[Box coordinate listings]
** Start **
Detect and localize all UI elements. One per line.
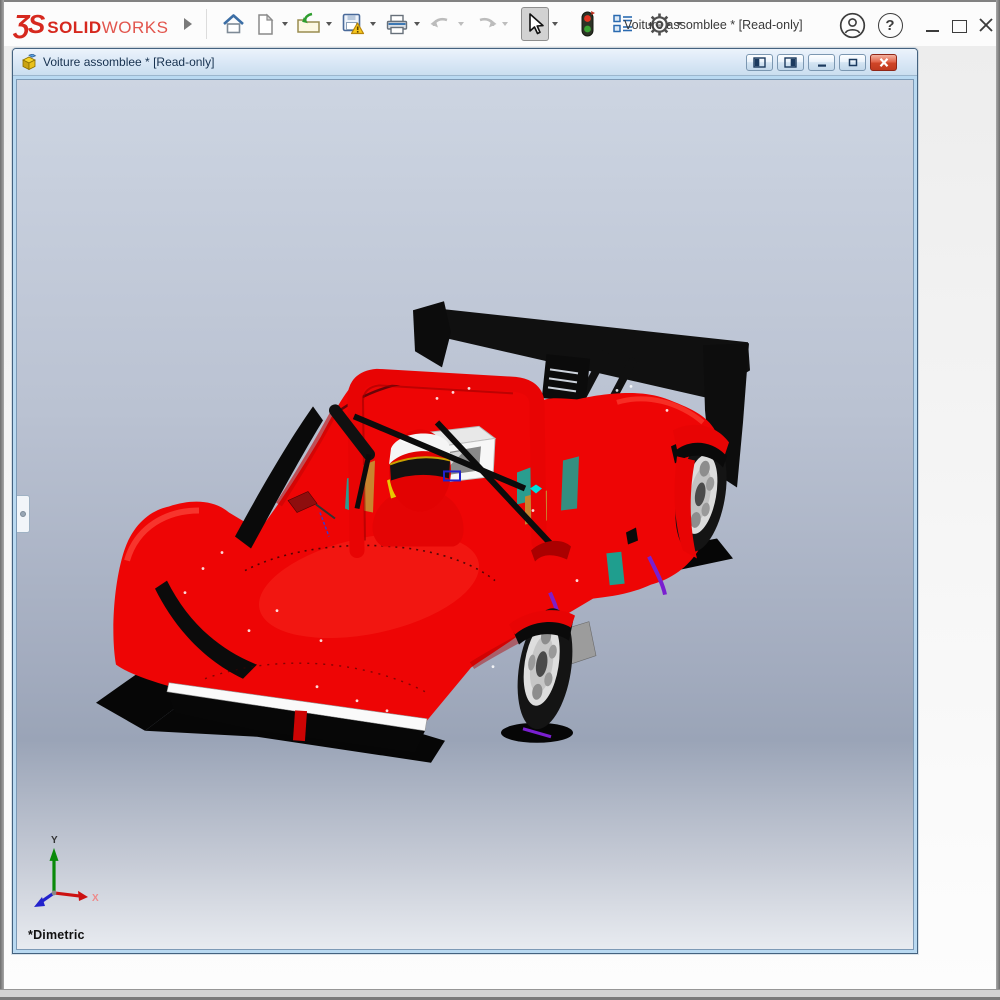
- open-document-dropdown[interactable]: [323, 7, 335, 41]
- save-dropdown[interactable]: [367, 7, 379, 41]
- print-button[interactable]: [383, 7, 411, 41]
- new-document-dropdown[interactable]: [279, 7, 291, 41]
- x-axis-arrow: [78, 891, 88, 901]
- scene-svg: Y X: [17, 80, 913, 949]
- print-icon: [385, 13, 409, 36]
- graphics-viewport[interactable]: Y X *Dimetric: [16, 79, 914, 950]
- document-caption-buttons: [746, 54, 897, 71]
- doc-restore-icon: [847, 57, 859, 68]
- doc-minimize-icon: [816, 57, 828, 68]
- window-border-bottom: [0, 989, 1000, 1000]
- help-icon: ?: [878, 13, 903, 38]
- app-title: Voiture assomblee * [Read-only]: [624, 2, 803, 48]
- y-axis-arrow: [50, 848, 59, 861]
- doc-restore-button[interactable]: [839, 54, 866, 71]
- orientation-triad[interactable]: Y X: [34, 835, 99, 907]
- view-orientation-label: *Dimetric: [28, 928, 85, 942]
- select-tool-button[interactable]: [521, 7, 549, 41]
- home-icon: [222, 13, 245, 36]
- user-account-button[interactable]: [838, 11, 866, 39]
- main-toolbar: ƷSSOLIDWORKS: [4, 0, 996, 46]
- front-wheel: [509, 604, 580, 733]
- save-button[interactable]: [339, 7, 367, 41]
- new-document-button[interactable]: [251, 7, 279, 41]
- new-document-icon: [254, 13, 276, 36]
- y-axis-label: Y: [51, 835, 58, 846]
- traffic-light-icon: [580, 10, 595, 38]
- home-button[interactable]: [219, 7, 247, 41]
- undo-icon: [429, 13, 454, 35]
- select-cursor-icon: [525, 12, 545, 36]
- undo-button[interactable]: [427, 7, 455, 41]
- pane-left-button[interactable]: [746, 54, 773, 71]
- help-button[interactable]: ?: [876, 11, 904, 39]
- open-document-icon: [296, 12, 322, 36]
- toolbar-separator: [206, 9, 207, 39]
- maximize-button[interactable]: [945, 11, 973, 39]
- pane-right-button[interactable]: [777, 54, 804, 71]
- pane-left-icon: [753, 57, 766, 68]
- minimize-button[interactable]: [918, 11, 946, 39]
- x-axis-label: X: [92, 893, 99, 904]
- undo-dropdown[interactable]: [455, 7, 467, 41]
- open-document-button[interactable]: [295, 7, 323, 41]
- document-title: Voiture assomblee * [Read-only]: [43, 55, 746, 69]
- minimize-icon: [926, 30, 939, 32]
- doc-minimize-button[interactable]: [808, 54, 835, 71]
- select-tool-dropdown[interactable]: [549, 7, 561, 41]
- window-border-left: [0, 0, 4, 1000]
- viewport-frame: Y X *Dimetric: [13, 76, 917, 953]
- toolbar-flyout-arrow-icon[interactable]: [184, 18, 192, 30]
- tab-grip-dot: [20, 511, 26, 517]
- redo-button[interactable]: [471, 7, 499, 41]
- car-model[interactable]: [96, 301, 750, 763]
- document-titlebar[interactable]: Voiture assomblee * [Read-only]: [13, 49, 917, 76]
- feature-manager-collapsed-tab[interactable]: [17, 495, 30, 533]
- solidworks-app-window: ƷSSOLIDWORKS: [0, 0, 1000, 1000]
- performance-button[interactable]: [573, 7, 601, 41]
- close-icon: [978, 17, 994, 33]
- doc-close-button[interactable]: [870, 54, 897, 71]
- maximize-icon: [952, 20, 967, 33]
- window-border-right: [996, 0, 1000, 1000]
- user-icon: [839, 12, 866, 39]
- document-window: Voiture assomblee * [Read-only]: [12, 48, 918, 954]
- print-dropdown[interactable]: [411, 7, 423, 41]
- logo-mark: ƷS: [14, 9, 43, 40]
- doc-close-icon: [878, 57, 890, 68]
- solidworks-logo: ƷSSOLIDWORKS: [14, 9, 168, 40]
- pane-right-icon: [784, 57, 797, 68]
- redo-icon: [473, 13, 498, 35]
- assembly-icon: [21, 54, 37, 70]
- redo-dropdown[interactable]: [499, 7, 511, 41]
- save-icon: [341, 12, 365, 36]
** End **
** Start **
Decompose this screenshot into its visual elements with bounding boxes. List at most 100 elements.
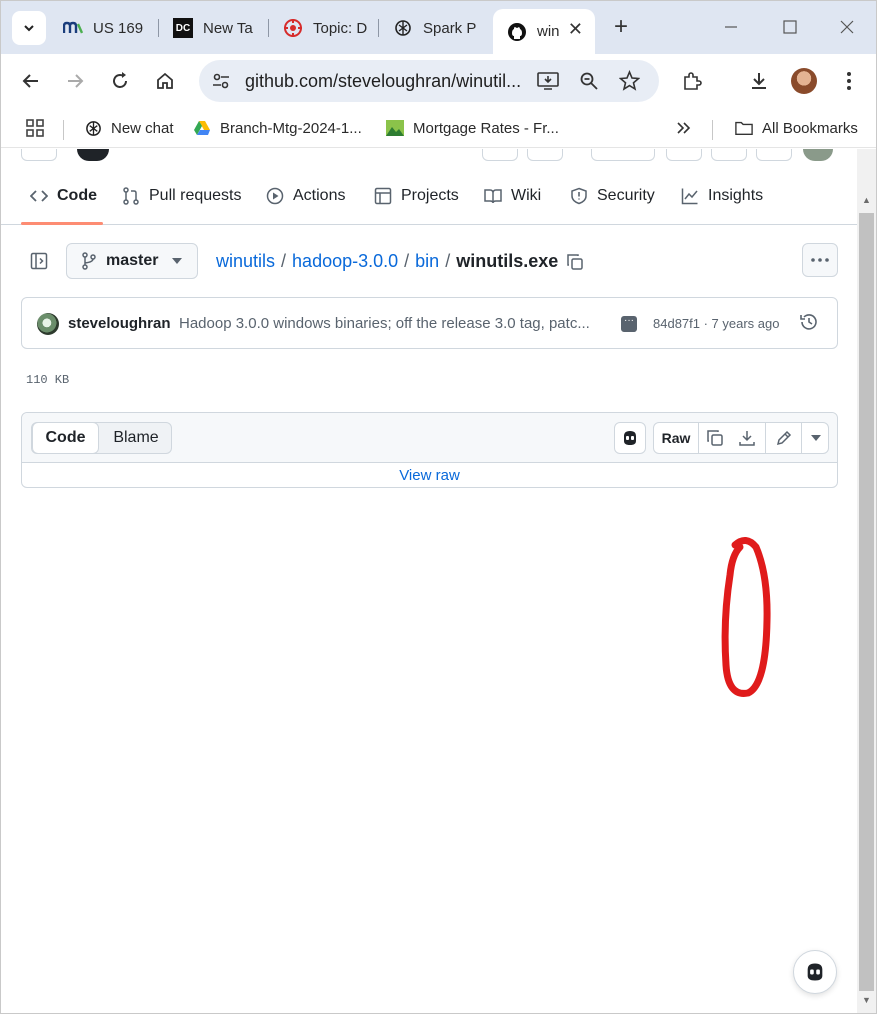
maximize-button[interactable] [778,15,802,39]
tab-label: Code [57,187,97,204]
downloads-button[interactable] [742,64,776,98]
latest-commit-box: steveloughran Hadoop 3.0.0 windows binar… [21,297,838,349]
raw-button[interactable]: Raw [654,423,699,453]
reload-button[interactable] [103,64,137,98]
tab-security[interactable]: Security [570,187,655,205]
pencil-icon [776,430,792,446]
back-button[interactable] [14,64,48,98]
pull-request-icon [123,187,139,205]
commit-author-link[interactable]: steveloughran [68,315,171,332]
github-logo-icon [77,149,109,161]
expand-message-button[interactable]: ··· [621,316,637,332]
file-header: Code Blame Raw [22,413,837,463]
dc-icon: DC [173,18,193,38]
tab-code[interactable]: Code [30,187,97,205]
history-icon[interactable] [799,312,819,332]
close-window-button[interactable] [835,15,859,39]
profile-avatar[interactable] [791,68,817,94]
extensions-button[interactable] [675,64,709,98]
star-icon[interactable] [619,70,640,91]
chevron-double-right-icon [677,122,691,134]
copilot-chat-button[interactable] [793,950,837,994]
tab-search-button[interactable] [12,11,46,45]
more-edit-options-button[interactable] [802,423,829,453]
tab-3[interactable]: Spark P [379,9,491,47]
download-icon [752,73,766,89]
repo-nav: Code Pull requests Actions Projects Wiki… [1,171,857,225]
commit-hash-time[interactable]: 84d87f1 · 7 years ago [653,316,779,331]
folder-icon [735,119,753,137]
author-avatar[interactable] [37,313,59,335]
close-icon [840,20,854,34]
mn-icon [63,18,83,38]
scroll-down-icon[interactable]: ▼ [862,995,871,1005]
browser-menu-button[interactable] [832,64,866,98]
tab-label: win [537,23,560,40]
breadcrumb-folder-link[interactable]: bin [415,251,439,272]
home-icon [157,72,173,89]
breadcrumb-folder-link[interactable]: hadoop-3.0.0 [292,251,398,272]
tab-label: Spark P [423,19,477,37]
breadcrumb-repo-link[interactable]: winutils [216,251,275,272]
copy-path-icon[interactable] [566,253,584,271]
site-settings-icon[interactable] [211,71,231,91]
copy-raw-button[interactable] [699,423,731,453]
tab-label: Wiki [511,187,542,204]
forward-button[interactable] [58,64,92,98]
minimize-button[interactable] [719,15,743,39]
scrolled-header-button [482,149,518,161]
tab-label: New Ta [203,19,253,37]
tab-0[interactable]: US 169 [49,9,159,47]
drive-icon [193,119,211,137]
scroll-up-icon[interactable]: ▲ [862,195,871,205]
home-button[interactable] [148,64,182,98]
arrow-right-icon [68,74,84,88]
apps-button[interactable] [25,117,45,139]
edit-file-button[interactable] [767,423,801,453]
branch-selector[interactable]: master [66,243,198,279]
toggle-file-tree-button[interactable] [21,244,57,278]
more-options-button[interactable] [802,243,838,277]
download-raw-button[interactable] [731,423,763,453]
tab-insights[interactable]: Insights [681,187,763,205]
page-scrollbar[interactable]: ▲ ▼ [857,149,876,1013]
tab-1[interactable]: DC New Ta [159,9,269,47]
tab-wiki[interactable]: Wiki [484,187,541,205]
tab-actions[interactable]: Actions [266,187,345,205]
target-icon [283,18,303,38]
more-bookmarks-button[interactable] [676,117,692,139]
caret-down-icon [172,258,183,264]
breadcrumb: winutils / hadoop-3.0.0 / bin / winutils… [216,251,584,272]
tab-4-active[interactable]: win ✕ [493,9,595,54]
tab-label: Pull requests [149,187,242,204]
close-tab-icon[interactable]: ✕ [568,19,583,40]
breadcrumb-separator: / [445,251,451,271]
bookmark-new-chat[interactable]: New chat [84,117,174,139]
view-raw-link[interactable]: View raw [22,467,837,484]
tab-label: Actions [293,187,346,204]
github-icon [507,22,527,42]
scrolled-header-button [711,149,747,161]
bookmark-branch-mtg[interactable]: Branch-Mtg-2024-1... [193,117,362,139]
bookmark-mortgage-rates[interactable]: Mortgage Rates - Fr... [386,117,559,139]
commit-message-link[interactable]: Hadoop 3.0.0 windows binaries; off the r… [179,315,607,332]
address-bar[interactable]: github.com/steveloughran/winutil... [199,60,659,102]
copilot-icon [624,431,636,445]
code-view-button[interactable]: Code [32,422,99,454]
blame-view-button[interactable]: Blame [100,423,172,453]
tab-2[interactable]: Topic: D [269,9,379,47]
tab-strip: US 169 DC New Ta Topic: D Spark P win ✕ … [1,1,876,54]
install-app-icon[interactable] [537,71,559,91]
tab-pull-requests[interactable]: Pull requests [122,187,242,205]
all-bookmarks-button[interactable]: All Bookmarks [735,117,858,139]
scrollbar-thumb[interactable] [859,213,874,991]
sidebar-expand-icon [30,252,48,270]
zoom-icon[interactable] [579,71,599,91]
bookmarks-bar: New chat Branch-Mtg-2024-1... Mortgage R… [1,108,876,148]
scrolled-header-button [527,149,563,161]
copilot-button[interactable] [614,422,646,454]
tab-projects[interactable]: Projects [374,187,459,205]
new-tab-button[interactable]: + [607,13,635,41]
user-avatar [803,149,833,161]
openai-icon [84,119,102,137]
** End **
[Written request] Turn everything from the line containing "maximize-button[interactable] [778,15,802,39]" down to the line containing "download-icon [752,73,766,89]" into a Markdown table with the columns Index and Line. Put one line per row, number the rows, and leave out any blank lines.

[Solved problem]
| Index | Line |
|---|---|
| 1 | maximize-button[interactable] [778,15,802,39] |
| 2 | tab-label: Code [57,187,97,204] |
| 3 | downloads-button[interactable] [742,64,776,98] |
| 4 | latest-commit-box: steveloughran Hadoop 3.0.0 windows binar… [21,297,838,349] |
| 5 | raw-button[interactable]: Raw [654,423,699,453] |
| 6 | reload-button[interactable] [103,64,137,98] |
| 7 | tab-security[interactable]: Security [570,187,655,205] |
| 8 | pencil-icon [776,430,792,446] |
| 9 | back-button[interactable] [14,64,48,98] |
| 10 | pull-request-icon [123,187,139,205] |
| 11 | commit-author-link[interactable]: steveloughran [68,315,171,332] |
| 12 | github-logo-icon [77,149,109,161] |
| 13 | expand-message-button[interactable]: ··· [621,316,637,332] |
| 14 | file-header: Code Blame Raw [22,413,837,463] |
| 15 | dc-icon: DC [173,18,193,38] |
| 16 | tab-code[interactable]: Code [30,187,97,205] |
| 17 | history-icon[interactable] [799,312,819,332] |
| 18 | close-window-button[interactable] [835,15,859,39] |
| 19 | profile-avatar[interactable] [791,68,817,94] |
| 20 | extensions-button[interactable] [675,64,709,98] |
| 21 | star-icon[interactable] [619,70,640,91] |
| 22 | chevron-double-right-icon [677,122,691,134] |
| 23 | copilot-chat-button[interactable] [793,950,837,994] |
| 24 | tab-search-button[interactable] [12,11,46,45] |
| 25 | more-edit-options-button[interactable] [802,423,829,453] |
| 26 | tab-3[interactable]: Spark P [379,9,491,47] |
| 27 | download-icon [752,73,766,89] |